Omit every picture and return the rest of the data unaltered.
__________________________________________________
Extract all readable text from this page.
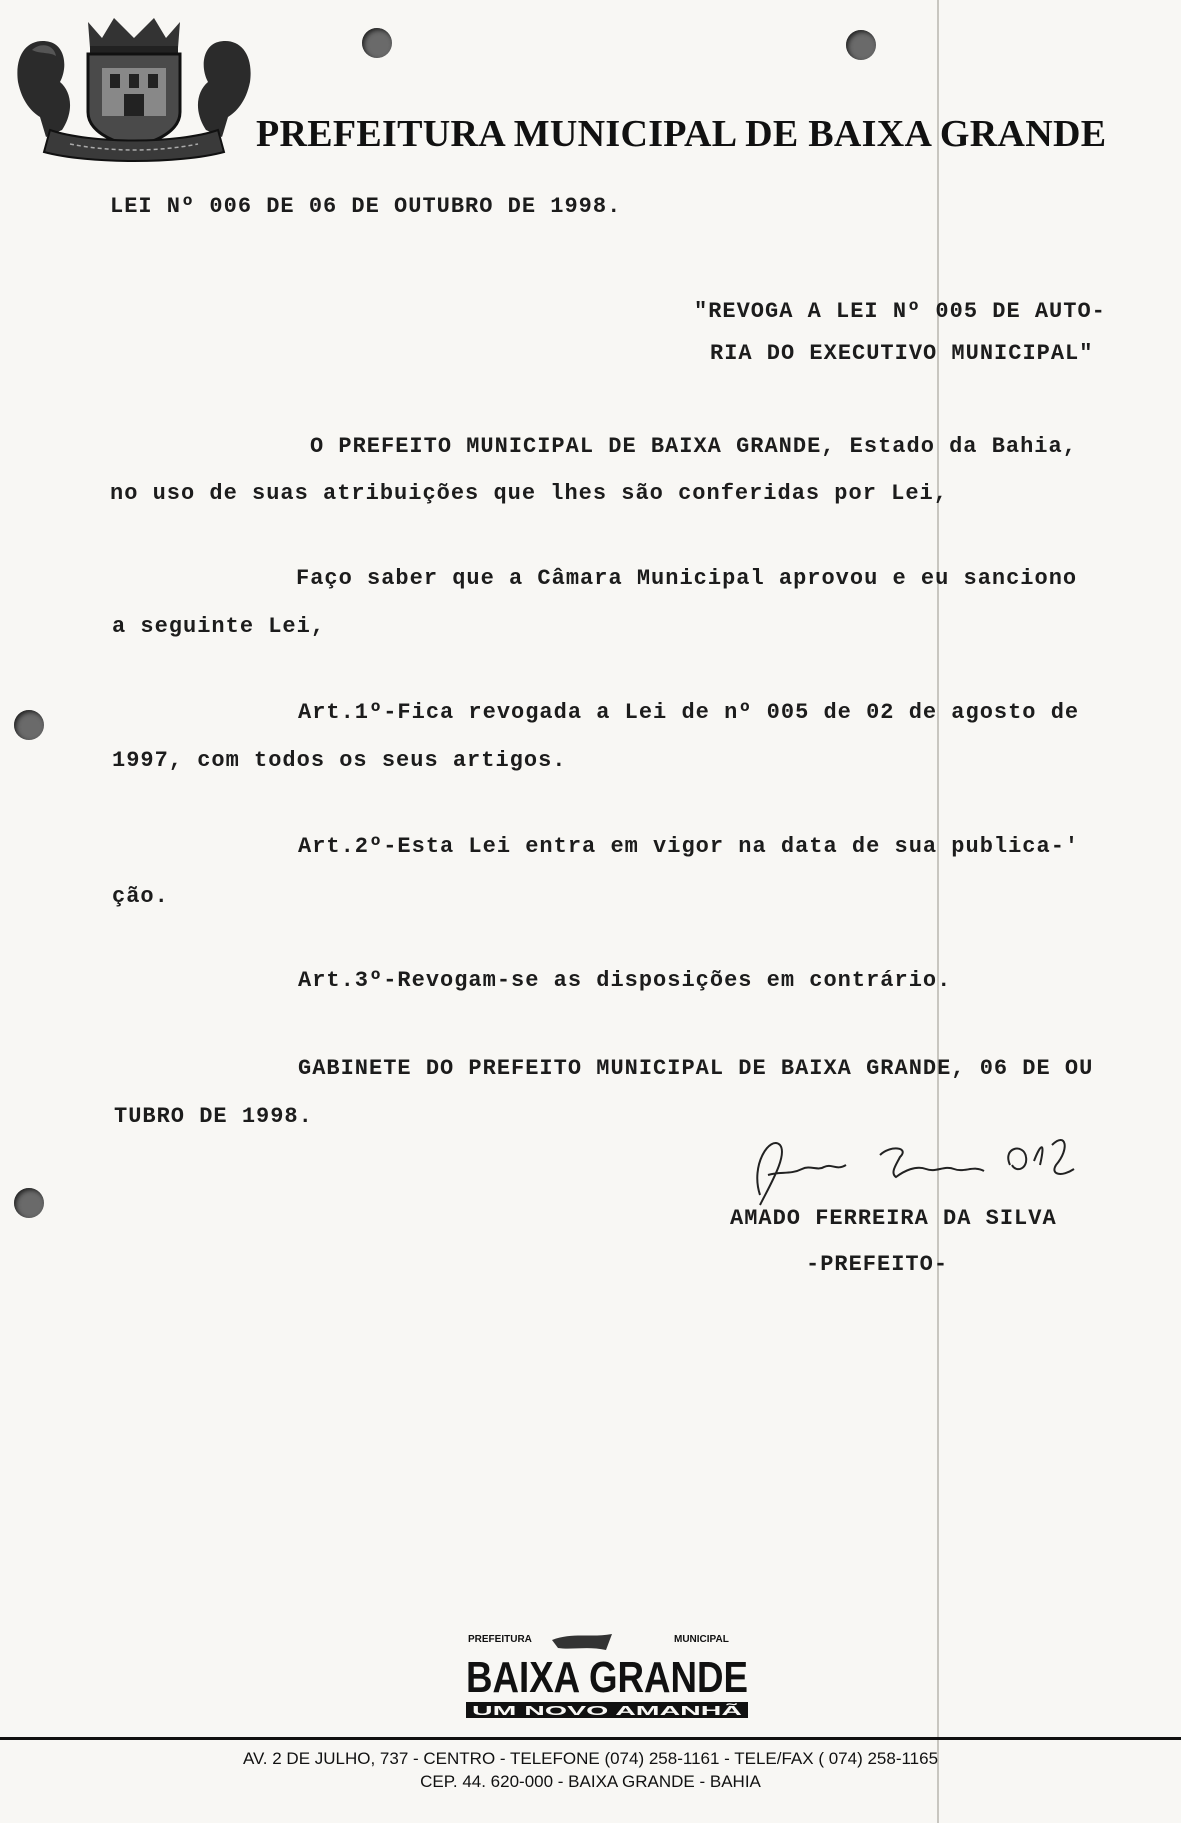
PREFEITURA MUNICIPAL DE BAIXA GRANDE
LEI Nº 006 DE 06 DE OUTUBRO DE 1998.
"REVOGA A LEI Nº 005 DE AUTO-
RIA DO EXECUTIVO MUNICIPAL"
O PREFEITO MUNICIPAL DE BAIXA GRANDE, Estado da Bahia,
no uso de suas atribuições que lhes são conferidas por Lei,
Faço saber que a Câmara Municipal aprovou e eu sanciono
a seguinte Lei,
Art.1º-Fica revogada a Lei de nº 005 de 02 de agosto de
1997, com todos os seus artigos.
Art.2º-Esta Lei entra em vigor na data de sua publica-'
ção.
Art.3º-Revogam-se as disposições em contrário.
GABINETE DO PREFEITO MUNICIPAL DE BAIXA GRANDE, 06 DE OU
TUBRO DE 1998.
AMADO FERREIRA DA SILVA
-PREFEITO-
PREFEITURA	MUNICIPAL
BAIXA GRANDE
UM NOVO AMANHÃ
AV. 2 DE JULHO, 737 - CENTRO - TELEFONE (074) 258-1161 - TELE/FAX ( 074) 258-1165
CEP. 44. 620-000 - BAIXA GRANDE - BAHIA
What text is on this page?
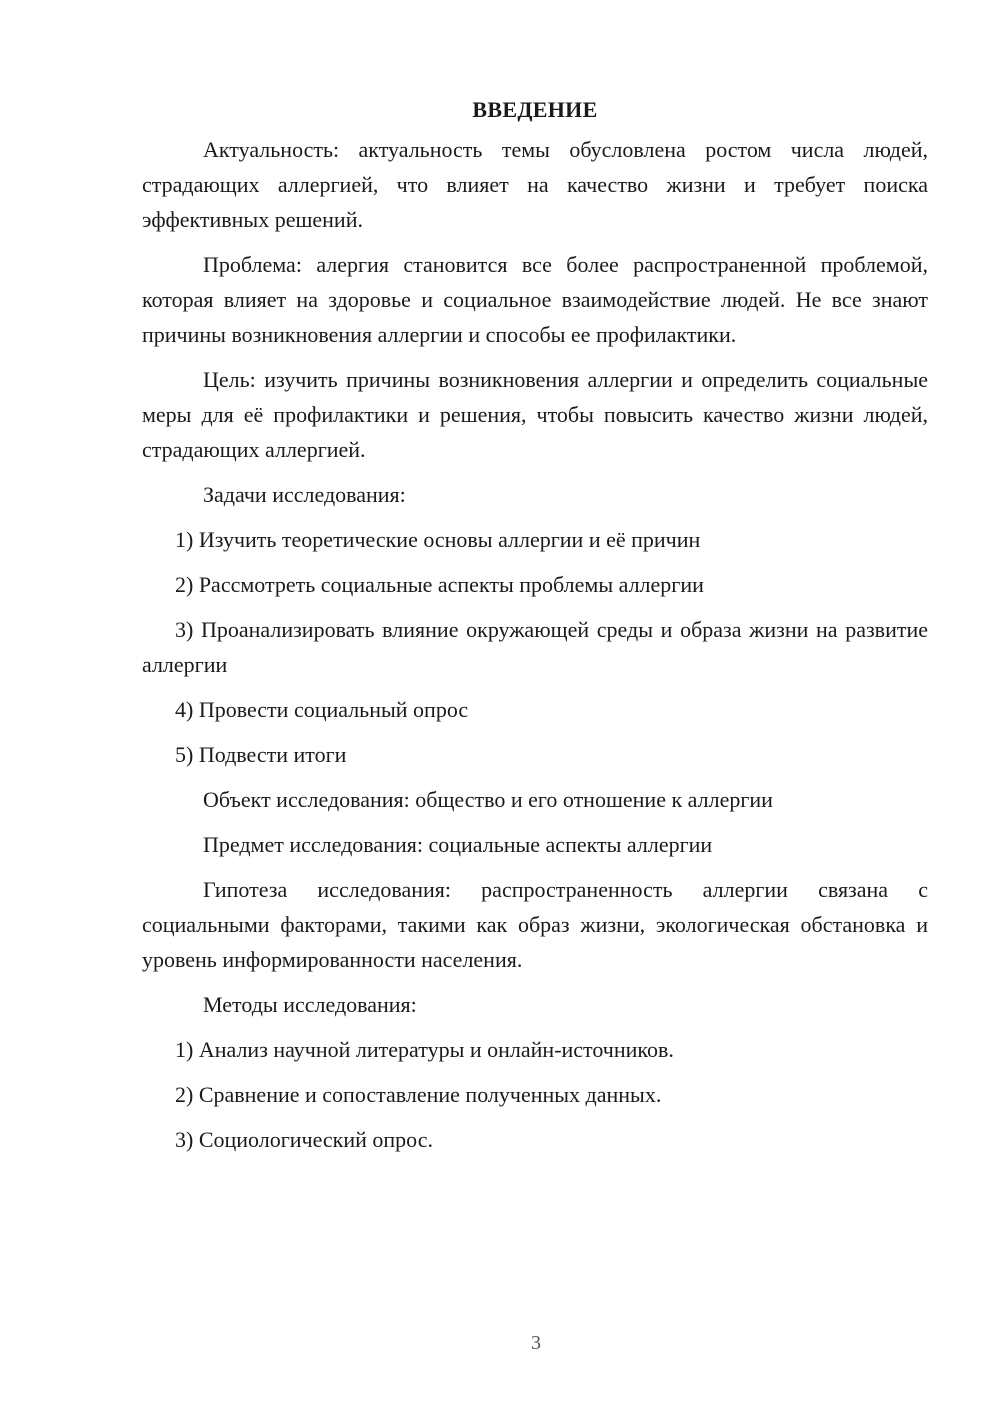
ВВЕДЕНИЕ

Актуальность: актуальность темы обусловлена ростом числа людей, страдающих аллергией, что влияет на качество жизни и требует поиска эффективных решений.

Проблема: алергия становится все более распространенной проблемой, которая влияет на здоровье и социальное взаимодействие людей. Не все знают причины возникновения аллергии и способы ее профилактики.

Цель: изучить причины возникновения аллергии и определить социальные меры для её профилактики и решения, чтобы повысить качество жизни людей, страдающих аллергией.

Задачи исследования:

1) Изучить теоретические основы аллергии и её причин

2) Рассмотреть социальные аспекты проблемы аллергии

3) Проанализировать влияние окружающей среды и образа жизни на развитие аллергии

4) Провести социальный опрос

5) Подвести итоги

Объект исследования: общество и его отношение к аллергии

Предмет исследования: социальные аспекты аллергии

Гипотеза исследования: распространенность аллергии связана с социальными факторами, такими как образ жизни, экологическая обстановка и уровень информированности населения.

Методы исследования:

1) Анализ научной литературы и онлайн-источников.

2) Сравнение и сопоставление полученных данных.

3) Социологический опрос.

3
__________________________________________________
[FULL RESPONSE]
Extract all readable text from this page.
PREFEITURA MUNICIPAL DE BAIXA GRANDE
LEI Nº 006 DE 06 DE OUTUBRO DE 1998.
"REVOGA A LEI Nº 005 DE AUTO-
RIA DO EXECUTIVO MUNICIPAL"
O PREFEITO MUNICIPAL DE BAIXA GRANDE, Estado da Bahia,
no uso de suas atribuições que lhes são conferidas por Lei,
Faço saber que a Câmara Municipal aprovou e eu sanciono
a seguinte Lei,
Art.1º-Fica revogada a Lei de nº 005 de 02 de agosto de
1997, com todos os seus artigos.
Art.2º-Esta Lei entra em vigor na data de sua publica-'
ção.
Art.3º-Revogam-se as disposições em contrário.
GABINETE DO PREFEITO MUNICIPAL DE BAIXA GRANDE, 06 DE OU
TUBRO DE 1998.
AMADO FERREIRA DA SILVA
-PREFEITO-
PREFEITURA	MUNICIPAL
BAIXA GRANDE
UM NOVO AMANHÃ
AV. 2 DE JULHO, 737 - CENTRO - TELEFONE (074) 258-1161 - TELE/FAX ( 074) 258-1165
CEP. 44. 620-000 - BAIXA GRANDE - BAHIA
What text is on this page?
ВВЕДЕНИЕ

Актуальность: актуальность темы обусловлена ростом числа людей, страдающих аллергией, что влияет на качество жизни и требует поиска эффективных решений.

Проблема: алергия становится все более распространенной проблемой, которая влияет на здоровье и социальное взаимодействие людей. Не все знают причины возникновения аллергии и способы ее профилактики.

Цель: изучить причины возникновения аллергии и определить социальные меры для её профилактики и решения, чтобы повысить качество жизни людей, страдающих аллергией.

Задачи исследования:

1) Изучить теоретические основы аллергии и её причин

2) Рассмотреть социальные аспекты проблемы аллергии

3) Проанализировать влияние окружающей среды и образа жизни на развитие аллергии

4) Провести социальный опрос

5) Подвести итоги

Объект исследования: общество и его отношение к аллергии

Предмет исследования: социальные аспекты аллергии

Гипотеза исследования: распространенность аллергии связана с социальными факторами, такими как образ жизни, экологическая обстановка и уровень информированности населения.

Методы исследования:

1) Анализ научной литературы и онлайн-источников.

2) Сравнение и сопоставление полученных данных.

3) Социологический опрос.

3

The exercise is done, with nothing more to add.